§ **WHAT IS REQUIRED**
Give the material again in full, matching it exactly.

§ **LISTING**
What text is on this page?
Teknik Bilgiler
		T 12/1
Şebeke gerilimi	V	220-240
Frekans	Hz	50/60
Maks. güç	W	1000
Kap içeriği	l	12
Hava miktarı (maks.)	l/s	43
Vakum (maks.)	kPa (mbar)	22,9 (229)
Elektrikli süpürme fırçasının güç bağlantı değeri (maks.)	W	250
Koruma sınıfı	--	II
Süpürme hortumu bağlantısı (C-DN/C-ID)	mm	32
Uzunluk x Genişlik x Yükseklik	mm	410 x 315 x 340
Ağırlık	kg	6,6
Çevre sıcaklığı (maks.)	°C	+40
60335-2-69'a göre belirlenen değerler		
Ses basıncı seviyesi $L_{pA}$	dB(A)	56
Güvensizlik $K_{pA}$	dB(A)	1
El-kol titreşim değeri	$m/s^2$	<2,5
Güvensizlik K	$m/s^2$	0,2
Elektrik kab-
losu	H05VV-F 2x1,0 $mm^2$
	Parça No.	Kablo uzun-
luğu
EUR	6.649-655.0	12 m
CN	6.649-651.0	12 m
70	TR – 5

§ **RESULT FOR THIS EXERCISE**
What text is on this page?
Teknik Bilgiler
		T 12/1
Şebeke gerilimi	V	220-240
Frekans	Hz	50/60
Maks. güç	W	1000
Kap içeriği	l	12
Hava miktarı (maks.)	l/s	43
Vakum (maks.)	kPa (mbar)	22,9 (229)
Elektrikli süpürme fırçasının güç bağlantı değeri (maks.)	W	250
Koruma sınıfı	--	II
Süpürme hortumu bağlantısı (C-DN/C-ID)	mm	32
Uzunluk x Genişlik x Yükseklik	mm	410 x 315 x 340
Ağırlık	kg	6,6
Çevre sıcaklığı (maks.)	°C	+40
60335-2-69'a göre belirlenen değerler		
Ses basıncı seviyesi $L_{pA}$	dB(A)	56
Güvensizlik $K_{pA}$	dB(A)	1
El-kol titreşim değeri	$m/s^2$	<2,5
Güvensizlik K	$m/s^2$	0,2
Elektrik kab-
losu	H05VV-F 2x1,0 $mm^2$
	Parça No.	Kablo uzun-
luğu
EUR	6.649-655.0	12 m
CN	6.649-651.0	12 m
70	TR – 5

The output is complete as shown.